Job:
Identify each line of the material below that contains the string "Sample", and reproduce those lines verbatim.

(Labeled region entries)
↓↓↓

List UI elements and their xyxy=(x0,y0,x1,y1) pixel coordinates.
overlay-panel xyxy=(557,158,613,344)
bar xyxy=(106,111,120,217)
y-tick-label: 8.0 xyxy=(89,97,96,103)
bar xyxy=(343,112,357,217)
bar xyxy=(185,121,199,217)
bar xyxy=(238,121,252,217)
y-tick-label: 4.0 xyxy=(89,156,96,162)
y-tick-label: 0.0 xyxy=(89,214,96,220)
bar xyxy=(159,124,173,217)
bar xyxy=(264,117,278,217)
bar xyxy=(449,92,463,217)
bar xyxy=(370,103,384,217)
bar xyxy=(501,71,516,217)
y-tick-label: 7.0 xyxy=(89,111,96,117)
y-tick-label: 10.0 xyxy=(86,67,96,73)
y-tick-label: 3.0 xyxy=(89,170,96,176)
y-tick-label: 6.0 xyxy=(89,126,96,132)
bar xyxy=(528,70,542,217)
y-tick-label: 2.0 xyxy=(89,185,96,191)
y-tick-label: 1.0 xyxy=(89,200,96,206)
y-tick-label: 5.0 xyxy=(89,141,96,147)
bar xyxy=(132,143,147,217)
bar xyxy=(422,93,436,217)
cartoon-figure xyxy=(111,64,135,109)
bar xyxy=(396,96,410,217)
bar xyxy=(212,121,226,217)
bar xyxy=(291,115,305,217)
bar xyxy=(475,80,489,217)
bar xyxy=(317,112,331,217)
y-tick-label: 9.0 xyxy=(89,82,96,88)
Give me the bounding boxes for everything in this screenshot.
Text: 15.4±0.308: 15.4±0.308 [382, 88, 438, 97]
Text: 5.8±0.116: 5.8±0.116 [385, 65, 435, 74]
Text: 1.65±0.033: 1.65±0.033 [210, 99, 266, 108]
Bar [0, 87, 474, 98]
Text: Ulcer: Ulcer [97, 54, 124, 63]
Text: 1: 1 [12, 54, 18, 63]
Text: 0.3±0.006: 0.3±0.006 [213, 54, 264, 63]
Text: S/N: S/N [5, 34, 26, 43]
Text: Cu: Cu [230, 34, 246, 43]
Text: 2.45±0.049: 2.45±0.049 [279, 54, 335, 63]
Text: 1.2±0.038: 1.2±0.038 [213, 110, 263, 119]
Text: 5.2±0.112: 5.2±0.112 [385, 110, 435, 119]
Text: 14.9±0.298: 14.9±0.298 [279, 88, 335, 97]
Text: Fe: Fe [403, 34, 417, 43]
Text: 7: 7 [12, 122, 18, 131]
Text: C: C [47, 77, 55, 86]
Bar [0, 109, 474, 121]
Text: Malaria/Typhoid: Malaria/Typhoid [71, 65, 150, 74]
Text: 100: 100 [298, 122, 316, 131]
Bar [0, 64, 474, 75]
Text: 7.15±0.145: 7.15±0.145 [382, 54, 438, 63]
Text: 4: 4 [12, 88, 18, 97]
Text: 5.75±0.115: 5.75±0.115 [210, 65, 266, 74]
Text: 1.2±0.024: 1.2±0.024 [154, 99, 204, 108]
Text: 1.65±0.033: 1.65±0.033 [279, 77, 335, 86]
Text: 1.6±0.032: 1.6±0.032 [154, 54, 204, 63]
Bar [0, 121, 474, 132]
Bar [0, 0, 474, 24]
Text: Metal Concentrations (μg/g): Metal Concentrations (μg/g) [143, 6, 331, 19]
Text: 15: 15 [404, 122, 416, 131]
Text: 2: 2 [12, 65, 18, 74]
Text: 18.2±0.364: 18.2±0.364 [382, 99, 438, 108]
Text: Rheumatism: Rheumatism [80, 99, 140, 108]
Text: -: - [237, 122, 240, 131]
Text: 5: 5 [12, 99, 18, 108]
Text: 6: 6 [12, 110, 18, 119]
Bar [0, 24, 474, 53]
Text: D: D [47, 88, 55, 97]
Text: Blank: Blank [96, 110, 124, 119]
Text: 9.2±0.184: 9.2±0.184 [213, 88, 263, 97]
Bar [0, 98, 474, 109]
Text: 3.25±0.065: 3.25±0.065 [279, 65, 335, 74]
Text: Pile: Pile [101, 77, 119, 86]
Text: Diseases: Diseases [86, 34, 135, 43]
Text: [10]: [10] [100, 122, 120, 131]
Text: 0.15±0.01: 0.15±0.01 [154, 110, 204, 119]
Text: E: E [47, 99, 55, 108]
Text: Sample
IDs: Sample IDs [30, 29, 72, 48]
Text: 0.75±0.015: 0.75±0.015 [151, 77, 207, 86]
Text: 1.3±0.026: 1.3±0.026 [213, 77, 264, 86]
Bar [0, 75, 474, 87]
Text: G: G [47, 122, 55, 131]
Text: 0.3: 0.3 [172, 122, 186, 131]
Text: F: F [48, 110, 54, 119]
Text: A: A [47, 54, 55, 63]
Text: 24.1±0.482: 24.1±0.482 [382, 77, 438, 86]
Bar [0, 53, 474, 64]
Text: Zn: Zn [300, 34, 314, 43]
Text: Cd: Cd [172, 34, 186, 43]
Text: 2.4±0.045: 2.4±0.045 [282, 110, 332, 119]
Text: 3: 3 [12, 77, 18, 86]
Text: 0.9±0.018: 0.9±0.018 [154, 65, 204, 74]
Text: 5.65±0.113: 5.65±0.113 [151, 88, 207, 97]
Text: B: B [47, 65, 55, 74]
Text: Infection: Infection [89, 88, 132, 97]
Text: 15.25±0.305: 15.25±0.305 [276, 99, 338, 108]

↑↑↑

Output below:
Text: Sample
IDs: Sample IDs [30, 29, 72, 48]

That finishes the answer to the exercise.